Task statement ->
Could you repeat the records below exactly, leaving out any pictures?

┌────────

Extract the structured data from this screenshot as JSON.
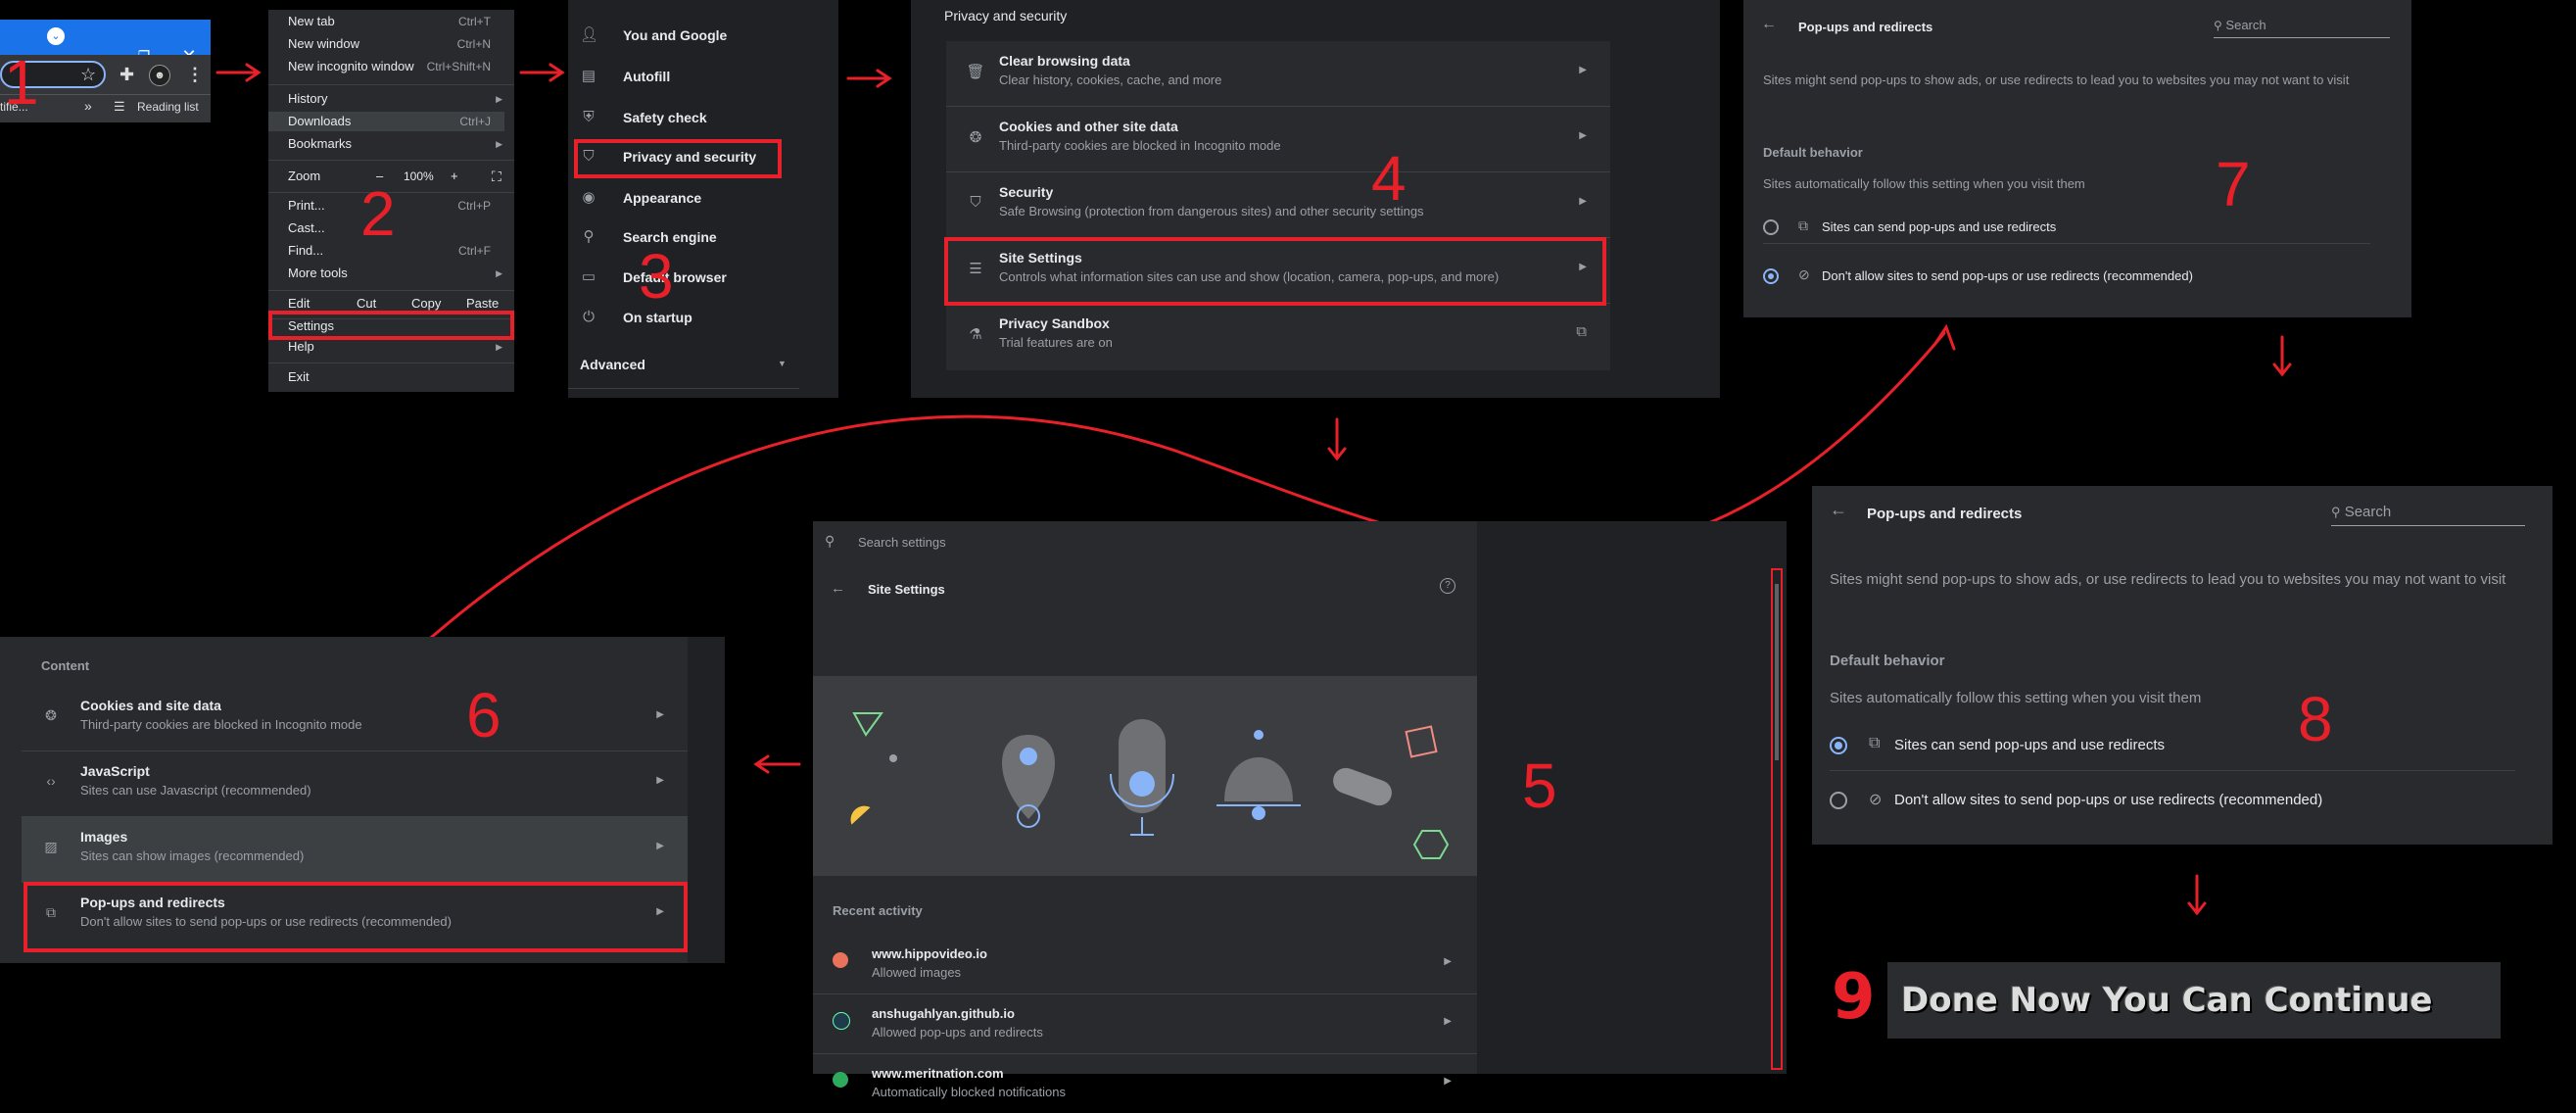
{
  "steps": [
    "1",
    "2",
    "3",
    "4",
    "5",
    "6",
    "7",
    "8",
    "9"
  ],
  "chrome": {
    "bookmark_partial": "tifie...",
    "more_bookmarks": "»",
    "reading_list": "Reading list"
  },
  "menu": {
    "new_tab": "New tab",
    "new_tab_sc": "Ctrl+T",
    "new_window": "New window",
    "new_window_sc": "Ctrl+N",
    "new_incognito": "New incognito window",
    "new_incognito_sc": "Ctrl+Shift+N",
    "history": "History",
    "downloads": "Downloads",
    "downloads_sc": "Ctrl+J",
    "bookmarks": "Bookmarks",
    "zoom": "Zoom",
    "zoom_minus": "–",
    "zoom_value": "100%",
    "zoom_plus": "+",
    "print": "Print...",
    "print_sc": "Ctrl+P",
    "cast": "Cast...",
    "find": "Find...",
    "find_sc": "Ctrl+F",
    "more_tools": "More tools",
    "edit": "Edit",
    "cut": "Cut",
    "copy": "Copy",
    "paste": "Paste",
    "settings": "Settings",
    "help": "Help",
    "exit": "Exit"
  },
  "sidebar": {
    "items": [
      "You and Google",
      "Autofill",
      "Safety check",
      "Privacy and security",
      "Appearance",
      "Search engine",
      "Default browser",
      "On startup"
    ],
    "advanced": "Advanced"
  },
  "privacy": {
    "header": "Privacy and security",
    "rows": [
      {
        "title": "Clear browsing data",
        "desc": "Clear history, cookies, cache, and more"
      },
      {
        "title": "Cookies and other site data",
        "desc": "Third-party cookies are blocked in Incognito mode"
      },
      {
        "title": "Security",
        "desc": "Safe Browsing (protection from dangerous sites) and other security settings"
      },
      {
        "title": "Site Settings",
        "desc": "Controls what information sites can use and show (location, camera, pop-ups, and more)"
      },
      {
        "title": "Privacy Sandbox",
        "desc": "Trial features are on"
      }
    ]
  },
  "popups7": {
    "title": "Pop-ups and redirects",
    "search_placeholder": "Search",
    "desc": "Sites might send pop-ups to show ads, or use redirects to lead you to websites you may not want to visit",
    "default_behavior": "Default behavior",
    "follow": "Sites automatically follow this setting when you visit them",
    "option_allow": "Sites can send pop-ups and use redirects",
    "option_block": "Don't allow sites to send pop-ups or use redirects (recommended)",
    "selected": "block"
  },
  "popups8": {
    "title": "Pop-ups and redirects",
    "search_placeholder": "Search",
    "desc": "Sites might send pop-ups to show ads, or use redirects to lead you to websites you may not want to visit",
    "default_behavior": "Default behavior",
    "follow": "Sites automatically follow this setting when you visit them",
    "option_allow": "Sites can send pop-ups and use redirects",
    "option_block": "Don't allow sites to send pop-ups or use redirects (recommended)",
    "selected": "allow"
  },
  "site_settings": {
    "search_placeholder": "Search settings",
    "title": "Site Settings",
    "recent_activity": "Recent activity",
    "recent": [
      {
        "site": "www.hippovideo.io",
        "detail": "Allowed images",
        "color": "#e8735a"
      },
      {
        "site": "anshugahlyan.github.io",
        "detail": "Allowed pop-ups and redirects",
        "color": "#1f3a4a"
      },
      {
        "site": "www.meritnation.com",
        "detail": "Automatically blocked notifications",
        "color": "#2eaa5c"
      }
    ]
  },
  "content": {
    "header": "Content",
    "rows": [
      {
        "title": "Cookies and site data",
        "desc": "Third-party cookies are blocked in Incognito mode"
      },
      {
        "title": "JavaScript",
        "desc": "Sites can use Javascript (recommended)"
      },
      {
        "title": "Images",
        "desc": "Sites can show images (recommended)"
      },
      {
        "title": "Pop-ups and redirects",
        "desc": "Don't allow sites to send pop-ups or use redirects (recommended)"
      }
    ]
  },
  "done_text": "Done Now You Can Continue",
  "colors": {
    "annotation": "#e8202a",
    "accent": "#8ab4f8",
    "chrome_titlebar": "#1a73e8"
  }
}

└────────

Answer to the task ->
Extract the structured data from this screenshot as JSON.
{
  "steps": [
    "1",
    "2",
    "3",
    "4",
    "5",
    "6",
    "7",
    "8",
    "9"
  ],
  "chrome": {
    "bookmark_partial": "tifie...",
    "more_bookmarks": "»",
    "reading_list": "Reading list"
  },
  "menu": {
    "new_tab": "New tab",
    "new_tab_sc": "Ctrl+T",
    "new_window": "New window",
    "new_window_sc": "Ctrl+N",
    "new_incognito": "New incognito window",
    "new_incognito_sc": "Ctrl+Shift+N",
    "history": "History",
    "downloads": "Downloads",
    "downloads_sc": "Ctrl+J",
    "bookmarks": "Bookmarks",
    "zoom": "Zoom",
    "zoom_minus": "–",
    "zoom_value": "100%",
    "zoom_plus": "+",
    "print": "Print...",
    "print_sc": "Ctrl+P",
    "cast": "Cast...",
    "find": "Find...",
    "find_sc": "Ctrl+F",
    "more_tools": "More tools",
    "edit": "Edit",
    "cut": "Cut",
    "copy": "Copy",
    "paste": "Paste",
    "settings": "Settings",
    "help": "Help",
    "exit": "Exit"
  },
  "sidebar": {
    "items": [
      "You and Google",
      "Autofill",
      "Safety check",
      "Privacy and security",
      "Appearance",
      "Search engine",
      "Default browser",
      "On startup"
    ],
    "advanced": "Advanced"
  },
  "privacy": {
    "header": "Privacy and security",
    "rows": [
      {
        "title": "Clear browsing data",
        "desc": "Clear history, cookies, cache, and more"
      },
      {
        "title": "Cookies and other site data",
        "desc": "Third-party cookies are blocked in Incognito mode"
      },
      {
        "title": "Security",
        "desc": "Safe Browsing (protection from dangerous sites) and other security settings"
      },
      {
        "title": "Site Settings",
        "desc": "Controls what information sites can use and show (location, camera, pop-ups, and more)"
      },
      {
        "title": "Privacy Sandbox",
        "desc": "Trial features are on"
      }
    ]
  },
  "popups7": {
    "title": "Pop-ups and redirects",
    "search_placeholder": "Search",
    "desc": "Sites might send pop-ups to show ads, or use redirects to lead you to websites you may not want to visit",
    "default_behavior": "Default behavior",
    "follow": "Sites automatically follow this setting when you visit them",
    "option_allow": "Sites can send pop-ups and use redirects",
    "option_block": "Don't allow sites to send pop-ups or use redirects (recommended)",
    "selected": "block"
  },
  "popups8": {
    "title": "Pop-ups and redirects",
    "search_placeholder": "Search",
    "desc": "Sites might send pop-ups to show ads, or use redirects to lead you to websites you may not want to visit",
    "default_behavior": "Default behavior",
    "follow": "Sites automatically follow this setting when you visit them",
    "option_allow": "Sites can send pop-ups and use redirects",
    "option_block": "Don't allow sites to send pop-ups or use redirects (recommended)",
    "selected": "allow"
  },
  "site_settings": {
    "search_placeholder": "Search settings",
    "title": "Site Settings",
    "recent_activity": "Recent activity",
    "recent": [
      {
        "site": "www.hippovideo.io",
        "detail": "Allowed images",
        "color": "#e8735a"
      },
      {
        "site": "anshugahlyan.github.io",
        "detail": "Allowed pop-ups and redirects",
        "color": "#1f3a4a"
      },
      {
        "site": "www.meritnation.com",
        "detail": "Automatically blocked notifications",
        "color": "#2eaa5c"
      }
    ]
  },
  "content": {
    "header": "Content",
    "rows": [
      {
        "title": "Cookies and site data",
        "desc": "Third-party cookies are blocked in Incognito mode"
      },
      {
        "title": "JavaScript",
        "desc": "Sites can use Javascript (recommended)"
      },
      {
        "title": "Images",
        "desc": "Sites can show images (recommended)"
      },
      {
        "title": "Pop-ups and redirects",
        "desc": "Don't allow sites to send pop-ups or use redirects (recommended)"
      }
    ]
  },
  "done_text": "Done Now You Can Continue",
  "colors": {
    "annotation": "#e8202a",
    "accent": "#8ab4f8",
    "chrome_titlebar": "#1a73e8"
  }
}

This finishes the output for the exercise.